# [What is asked]
Set down the whole listing verbatim.

-- Start --

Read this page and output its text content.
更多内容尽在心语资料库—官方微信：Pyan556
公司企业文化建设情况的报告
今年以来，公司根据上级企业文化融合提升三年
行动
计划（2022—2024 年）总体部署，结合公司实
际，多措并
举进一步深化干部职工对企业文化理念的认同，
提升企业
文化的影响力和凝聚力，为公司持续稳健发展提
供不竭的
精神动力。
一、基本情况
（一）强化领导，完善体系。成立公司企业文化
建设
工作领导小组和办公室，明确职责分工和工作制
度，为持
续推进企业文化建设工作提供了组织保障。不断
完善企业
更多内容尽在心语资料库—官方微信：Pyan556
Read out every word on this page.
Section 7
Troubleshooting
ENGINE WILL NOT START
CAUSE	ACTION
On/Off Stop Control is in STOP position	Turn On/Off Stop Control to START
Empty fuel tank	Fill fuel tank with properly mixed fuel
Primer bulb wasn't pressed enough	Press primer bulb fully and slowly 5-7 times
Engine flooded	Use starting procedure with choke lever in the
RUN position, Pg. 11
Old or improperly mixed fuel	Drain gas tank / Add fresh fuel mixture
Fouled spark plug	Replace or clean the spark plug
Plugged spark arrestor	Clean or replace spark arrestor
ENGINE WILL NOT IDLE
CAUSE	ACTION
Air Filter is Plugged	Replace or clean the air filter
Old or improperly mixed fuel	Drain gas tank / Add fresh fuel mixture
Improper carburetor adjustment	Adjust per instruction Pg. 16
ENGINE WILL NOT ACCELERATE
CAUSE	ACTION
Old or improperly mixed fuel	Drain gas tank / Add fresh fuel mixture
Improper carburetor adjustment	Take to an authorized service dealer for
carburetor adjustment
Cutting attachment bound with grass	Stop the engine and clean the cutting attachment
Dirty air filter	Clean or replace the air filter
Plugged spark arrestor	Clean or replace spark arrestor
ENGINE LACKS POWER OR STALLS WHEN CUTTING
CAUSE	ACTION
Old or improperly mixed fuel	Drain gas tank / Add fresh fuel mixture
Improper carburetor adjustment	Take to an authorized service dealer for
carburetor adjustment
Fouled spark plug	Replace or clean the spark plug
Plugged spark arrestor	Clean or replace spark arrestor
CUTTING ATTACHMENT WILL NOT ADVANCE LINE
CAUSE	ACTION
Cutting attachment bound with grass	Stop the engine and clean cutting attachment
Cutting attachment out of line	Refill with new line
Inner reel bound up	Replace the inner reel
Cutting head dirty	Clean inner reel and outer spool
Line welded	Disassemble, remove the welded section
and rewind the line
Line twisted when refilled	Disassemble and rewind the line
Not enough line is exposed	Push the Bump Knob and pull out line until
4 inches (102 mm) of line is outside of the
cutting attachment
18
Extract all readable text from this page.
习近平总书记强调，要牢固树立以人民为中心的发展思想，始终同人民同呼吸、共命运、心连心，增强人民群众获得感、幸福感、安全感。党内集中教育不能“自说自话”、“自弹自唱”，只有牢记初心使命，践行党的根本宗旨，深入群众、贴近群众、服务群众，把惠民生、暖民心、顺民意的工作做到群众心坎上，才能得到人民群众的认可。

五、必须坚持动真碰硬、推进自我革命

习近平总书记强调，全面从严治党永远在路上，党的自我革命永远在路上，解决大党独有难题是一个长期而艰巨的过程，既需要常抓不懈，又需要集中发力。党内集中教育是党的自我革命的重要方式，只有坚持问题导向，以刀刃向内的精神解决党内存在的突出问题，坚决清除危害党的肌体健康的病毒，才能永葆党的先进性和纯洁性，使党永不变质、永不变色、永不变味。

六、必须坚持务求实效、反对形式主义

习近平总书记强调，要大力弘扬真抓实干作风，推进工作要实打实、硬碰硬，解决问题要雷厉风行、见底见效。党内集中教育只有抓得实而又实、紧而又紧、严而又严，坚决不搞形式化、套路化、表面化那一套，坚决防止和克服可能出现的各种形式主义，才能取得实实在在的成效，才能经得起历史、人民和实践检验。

-- End --

# [The result]
Read this page and output its text content.
更多内容尽在心语资料库—官方微信：Pyan556
公司企业文化建设情况的报告
今年以来，公司根据上级企业文化融合提升三年
行动
计划（2022—2024 年）总体部署，结合公司实
际，多措并
举进一步深化干部职工对企业文化理念的认同，
提升企业
文化的影响力和凝聚力，为公司持续稳健发展提
供不竭的
精神动力。
一、基本情况
（一）强化领导，完善体系。成立公司企业文化
建设
工作领导小组和办公室，明确职责分工和工作制
度，为持
续推进企业文化建设工作提供了组织保障。不断
完善企业
更多内容尽在心语资料库—官方微信：Pyan556
Read out every word on this page.
Section 7
Troubleshooting
ENGINE WILL NOT START
CAUSE	ACTION
On/Off Stop Control is in STOP position	Turn On/Off Stop Control to START
Empty fuel tank	Fill fuel tank with properly mixed fuel
Primer bulb wasn't pressed enough	Press primer bulb fully and slowly 5-7 times
Engine flooded	Use starting procedure with choke lever in the
RUN position, Pg. 11
Old or improperly mixed fuel	Drain gas tank / Add fresh fuel mixture
Fouled spark plug	Replace or clean the spark plug
Plugged spark arrestor	Clean or replace spark arrestor
ENGINE WILL NOT IDLE
CAUSE	ACTION
Air Filter is Plugged	Replace or clean the air filter
Old or improperly mixed fuel	Drain gas tank / Add fresh fuel mixture
Improper carburetor adjustment	Adjust per instruction Pg. 16
ENGINE WILL NOT ACCELERATE
CAUSE	ACTION
Old or improperly mixed fuel	Drain gas tank / Add fresh fuel mixture
Improper carburetor adjustment	Take to an authorized service dealer for
carburetor adjustment
Cutting attachment bound with grass	Stop the engine and clean the cutting attachment
Dirty air filter	Clean or replace the air filter
Plugged spark arrestor	Clean or replace spark arrestor
ENGINE LACKS POWER OR STALLS WHEN CUTTING
CAUSE	ACTION
Old or improperly mixed fuel	Drain gas tank / Add fresh fuel mixture
Improper carburetor adjustment	Take to an authorized service dealer for
carburetor adjustment
Fouled spark plug	Replace or clean the spark plug
Plugged spark arrestor	Clean or replace spark arrestor
CUTTING ATTACHMENT WILL NOT ADVANCE LINE
CAUSE	ACTION
Cutting attachment bound with grass	Stop the engine and clean cutting attachment
Cutting attachment out of line	Refill with new line
Inner reel bound up	Replace the inner reel
Cutting head dirty	Clean inner reel and outer spool
Line welded	Disassemble, remove the welded section
and rewind the line
Line twisted when refilled	Disassemble and rewind the line
Not enough line is exposed	Push the Bump Knob and pull out line until
4 inches (102 mm) of line is outside of the
cutting attachment
18
Extract all readable text from this page.
习近平总书记强调，要牢固树立以人民为中心的发展思想，始终同人民同呼吸、共命运、心连心，增强人民群众获得感、幸福感、安全感。党内集中教育不能“自说自话”、“自弹自唱”，只有牢记初心使命，践行党的根本宗旨，深入群众、贴近群众、服务群众，把惠民生、暖民心、顺民意的工作做到群众心坎上，才能得到人民群众的认可。

五、必须坚持动真碰硬、推进自我革命

习近平总书记强调，全面从严治党永远在路上，党的自我革命永远在路上，解决大党独有难题是一个长期而艰巨的过程，既需要常抓不懈，又需要集中发力。党内集中教育是党的自我革命的重要方式，只有坚持问题导向，以刀刃向内的精神解决党内存在的突出问题，坚决清除危害党的肌体健康的病毒，才能永葆党的先进性和纯洁性，使党永不变质、永不变色、永不变味。

六、必须坚持务求实效、反对形式主义

习近平总书记强调，要大力弘扬真抓实干作风，推进工作要实打实、硬碰硬，解决问题要雷厉风行、见底见效。党内集中教育只有抓得实而又实、紧而又紧、严而又严，坚决不搞形式化、套路化、表面化那一套，坚决防止和克服可能出现的各种形式主义，才能取得实实在在的成效，才能经得起历史、人民和实践检验。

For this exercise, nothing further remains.